START Material shown

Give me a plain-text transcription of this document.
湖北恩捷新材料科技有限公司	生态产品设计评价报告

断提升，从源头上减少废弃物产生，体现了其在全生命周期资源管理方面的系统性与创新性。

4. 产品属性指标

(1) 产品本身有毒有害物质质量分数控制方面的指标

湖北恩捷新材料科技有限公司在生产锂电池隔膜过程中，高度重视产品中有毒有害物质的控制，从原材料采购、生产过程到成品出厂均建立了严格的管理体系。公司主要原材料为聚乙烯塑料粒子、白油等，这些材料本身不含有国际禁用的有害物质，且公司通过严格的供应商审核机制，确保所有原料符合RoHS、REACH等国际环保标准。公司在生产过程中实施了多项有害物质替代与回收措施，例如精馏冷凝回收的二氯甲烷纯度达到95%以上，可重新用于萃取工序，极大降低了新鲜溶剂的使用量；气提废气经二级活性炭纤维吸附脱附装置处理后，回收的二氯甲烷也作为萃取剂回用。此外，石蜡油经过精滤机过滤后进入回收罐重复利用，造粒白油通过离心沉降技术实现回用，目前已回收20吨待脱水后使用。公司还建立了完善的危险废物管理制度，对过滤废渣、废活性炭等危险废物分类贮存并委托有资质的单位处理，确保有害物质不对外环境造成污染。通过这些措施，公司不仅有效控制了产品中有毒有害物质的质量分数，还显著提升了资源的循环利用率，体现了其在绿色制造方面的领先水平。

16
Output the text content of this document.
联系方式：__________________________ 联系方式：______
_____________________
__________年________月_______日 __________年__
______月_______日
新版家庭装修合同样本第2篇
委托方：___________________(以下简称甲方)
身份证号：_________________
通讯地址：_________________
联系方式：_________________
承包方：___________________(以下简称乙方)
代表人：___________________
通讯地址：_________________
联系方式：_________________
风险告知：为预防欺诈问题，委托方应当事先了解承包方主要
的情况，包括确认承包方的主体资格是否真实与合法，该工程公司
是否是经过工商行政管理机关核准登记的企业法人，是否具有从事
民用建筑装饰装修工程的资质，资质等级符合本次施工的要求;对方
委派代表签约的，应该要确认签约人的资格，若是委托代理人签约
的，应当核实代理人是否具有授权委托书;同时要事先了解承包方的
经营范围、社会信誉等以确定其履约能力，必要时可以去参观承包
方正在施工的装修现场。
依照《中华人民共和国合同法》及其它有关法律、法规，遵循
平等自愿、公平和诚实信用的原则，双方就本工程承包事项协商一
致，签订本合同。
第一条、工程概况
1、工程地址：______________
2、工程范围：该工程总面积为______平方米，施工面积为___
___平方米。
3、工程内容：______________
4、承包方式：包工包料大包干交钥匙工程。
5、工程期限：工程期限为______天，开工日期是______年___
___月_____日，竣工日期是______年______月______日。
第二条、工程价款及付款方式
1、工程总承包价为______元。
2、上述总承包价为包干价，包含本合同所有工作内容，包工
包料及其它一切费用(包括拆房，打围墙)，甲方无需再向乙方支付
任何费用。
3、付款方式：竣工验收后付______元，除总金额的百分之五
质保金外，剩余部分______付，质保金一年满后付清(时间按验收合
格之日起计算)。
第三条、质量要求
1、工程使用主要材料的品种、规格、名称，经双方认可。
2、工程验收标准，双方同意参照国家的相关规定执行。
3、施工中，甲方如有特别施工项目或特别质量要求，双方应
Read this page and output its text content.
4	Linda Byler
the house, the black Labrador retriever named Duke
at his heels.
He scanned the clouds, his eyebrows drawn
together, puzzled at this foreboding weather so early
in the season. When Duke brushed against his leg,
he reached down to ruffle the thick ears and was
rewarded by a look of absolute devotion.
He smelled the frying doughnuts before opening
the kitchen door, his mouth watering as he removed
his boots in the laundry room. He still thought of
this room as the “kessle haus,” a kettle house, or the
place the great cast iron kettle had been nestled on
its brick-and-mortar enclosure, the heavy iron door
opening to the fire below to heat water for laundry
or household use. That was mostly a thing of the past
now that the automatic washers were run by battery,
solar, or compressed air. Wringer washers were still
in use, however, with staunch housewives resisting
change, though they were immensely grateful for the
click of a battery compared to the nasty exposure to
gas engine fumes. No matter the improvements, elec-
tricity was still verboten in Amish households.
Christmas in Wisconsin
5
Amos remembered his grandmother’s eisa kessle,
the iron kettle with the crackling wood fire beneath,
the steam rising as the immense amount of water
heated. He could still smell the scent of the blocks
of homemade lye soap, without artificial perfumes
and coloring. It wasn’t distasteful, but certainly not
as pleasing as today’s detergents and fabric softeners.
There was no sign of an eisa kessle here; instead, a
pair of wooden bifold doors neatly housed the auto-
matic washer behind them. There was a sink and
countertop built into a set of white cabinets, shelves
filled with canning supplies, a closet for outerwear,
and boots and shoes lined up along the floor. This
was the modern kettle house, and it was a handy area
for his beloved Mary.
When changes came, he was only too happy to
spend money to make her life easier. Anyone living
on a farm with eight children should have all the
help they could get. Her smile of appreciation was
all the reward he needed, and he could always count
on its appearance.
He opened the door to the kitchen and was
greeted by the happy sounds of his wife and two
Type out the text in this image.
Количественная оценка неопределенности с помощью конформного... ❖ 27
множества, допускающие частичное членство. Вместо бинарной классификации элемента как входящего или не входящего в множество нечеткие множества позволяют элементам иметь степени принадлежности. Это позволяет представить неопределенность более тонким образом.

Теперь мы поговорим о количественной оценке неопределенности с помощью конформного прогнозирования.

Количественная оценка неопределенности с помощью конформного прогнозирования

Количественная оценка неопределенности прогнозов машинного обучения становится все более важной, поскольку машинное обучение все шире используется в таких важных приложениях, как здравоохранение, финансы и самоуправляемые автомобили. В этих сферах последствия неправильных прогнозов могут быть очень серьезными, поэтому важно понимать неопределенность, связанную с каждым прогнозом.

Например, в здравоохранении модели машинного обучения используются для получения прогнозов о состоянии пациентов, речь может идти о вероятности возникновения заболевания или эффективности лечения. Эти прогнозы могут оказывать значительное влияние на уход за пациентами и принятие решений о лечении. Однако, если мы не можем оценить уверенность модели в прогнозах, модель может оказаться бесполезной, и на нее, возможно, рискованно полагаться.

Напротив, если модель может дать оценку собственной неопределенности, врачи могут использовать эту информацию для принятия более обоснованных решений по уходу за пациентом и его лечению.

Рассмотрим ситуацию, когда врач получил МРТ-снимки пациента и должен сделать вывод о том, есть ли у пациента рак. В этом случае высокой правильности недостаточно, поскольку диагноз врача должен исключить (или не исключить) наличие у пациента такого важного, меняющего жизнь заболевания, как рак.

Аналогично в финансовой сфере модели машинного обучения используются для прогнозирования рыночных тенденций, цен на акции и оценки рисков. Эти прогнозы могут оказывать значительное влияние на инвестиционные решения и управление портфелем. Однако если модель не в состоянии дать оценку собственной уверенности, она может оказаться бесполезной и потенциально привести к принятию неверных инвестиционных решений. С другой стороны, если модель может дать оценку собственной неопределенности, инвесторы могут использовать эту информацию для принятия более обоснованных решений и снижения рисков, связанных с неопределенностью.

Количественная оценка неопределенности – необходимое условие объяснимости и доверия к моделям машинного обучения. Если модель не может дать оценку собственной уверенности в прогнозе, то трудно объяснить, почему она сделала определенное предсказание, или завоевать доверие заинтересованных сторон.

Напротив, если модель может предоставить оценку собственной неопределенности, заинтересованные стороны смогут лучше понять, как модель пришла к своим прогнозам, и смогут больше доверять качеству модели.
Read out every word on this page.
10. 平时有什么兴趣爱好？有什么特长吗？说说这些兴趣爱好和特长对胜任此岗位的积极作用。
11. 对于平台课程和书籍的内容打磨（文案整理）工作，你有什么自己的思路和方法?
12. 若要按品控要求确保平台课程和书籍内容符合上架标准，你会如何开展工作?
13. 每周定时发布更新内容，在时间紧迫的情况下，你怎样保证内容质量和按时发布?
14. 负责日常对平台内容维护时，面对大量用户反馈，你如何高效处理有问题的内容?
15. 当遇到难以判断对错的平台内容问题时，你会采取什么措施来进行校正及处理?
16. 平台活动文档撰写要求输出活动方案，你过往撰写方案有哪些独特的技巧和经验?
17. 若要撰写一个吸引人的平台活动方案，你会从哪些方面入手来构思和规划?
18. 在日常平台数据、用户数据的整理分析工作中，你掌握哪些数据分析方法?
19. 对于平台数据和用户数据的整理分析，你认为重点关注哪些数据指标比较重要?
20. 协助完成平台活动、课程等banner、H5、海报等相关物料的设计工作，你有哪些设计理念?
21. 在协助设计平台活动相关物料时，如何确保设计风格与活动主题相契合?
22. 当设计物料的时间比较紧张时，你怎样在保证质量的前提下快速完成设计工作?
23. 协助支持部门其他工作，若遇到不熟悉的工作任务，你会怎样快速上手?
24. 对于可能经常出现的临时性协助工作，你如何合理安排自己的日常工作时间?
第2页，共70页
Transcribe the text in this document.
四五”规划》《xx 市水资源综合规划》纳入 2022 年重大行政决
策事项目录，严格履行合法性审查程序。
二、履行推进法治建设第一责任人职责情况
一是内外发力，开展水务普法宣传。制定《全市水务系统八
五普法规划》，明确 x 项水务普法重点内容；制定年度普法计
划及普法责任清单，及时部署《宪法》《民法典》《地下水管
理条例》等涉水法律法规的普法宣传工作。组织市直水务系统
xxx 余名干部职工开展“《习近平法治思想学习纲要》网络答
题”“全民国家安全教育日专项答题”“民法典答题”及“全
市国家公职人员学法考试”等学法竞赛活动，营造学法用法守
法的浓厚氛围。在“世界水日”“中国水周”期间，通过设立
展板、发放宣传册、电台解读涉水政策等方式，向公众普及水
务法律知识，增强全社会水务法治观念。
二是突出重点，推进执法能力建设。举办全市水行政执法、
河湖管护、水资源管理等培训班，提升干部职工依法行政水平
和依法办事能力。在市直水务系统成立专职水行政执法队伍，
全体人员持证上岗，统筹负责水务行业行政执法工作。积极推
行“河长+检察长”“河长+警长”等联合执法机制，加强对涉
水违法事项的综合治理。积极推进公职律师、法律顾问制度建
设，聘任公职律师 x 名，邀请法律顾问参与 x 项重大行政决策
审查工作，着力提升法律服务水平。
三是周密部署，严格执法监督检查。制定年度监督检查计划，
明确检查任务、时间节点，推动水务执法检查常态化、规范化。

END Material shown

▸ Challenge: From the listing above, collect each line in which the string "обоснованных" appears.

▸ Full output:
Напротив, если модель может дать оценку собственной неопределенности, врачи могут использовать эту информацию для принятия более обоснованных решений по уходу за пациентом и его лечению.
Аналогично в финансовой сфере модели машинного обучения используются для прогнозирования рыночных тенденций, цен на акции и оценки рисков. Эти прогнозы могут оказывать значительное влияние на инвестиционные решения и управление портфелем. Однако если модель не в состоянии дать оценку собственной уверенности, она может оказаться бесполезной и потенциально привести к принятию неверных инвестиционных решений. С другой стороны, если модель может дать оценку собственной неопределенности, инвесторы могут использовать эту информацию для принятия более обоснованных решений и снижения рисков, связанных с неопределенностью.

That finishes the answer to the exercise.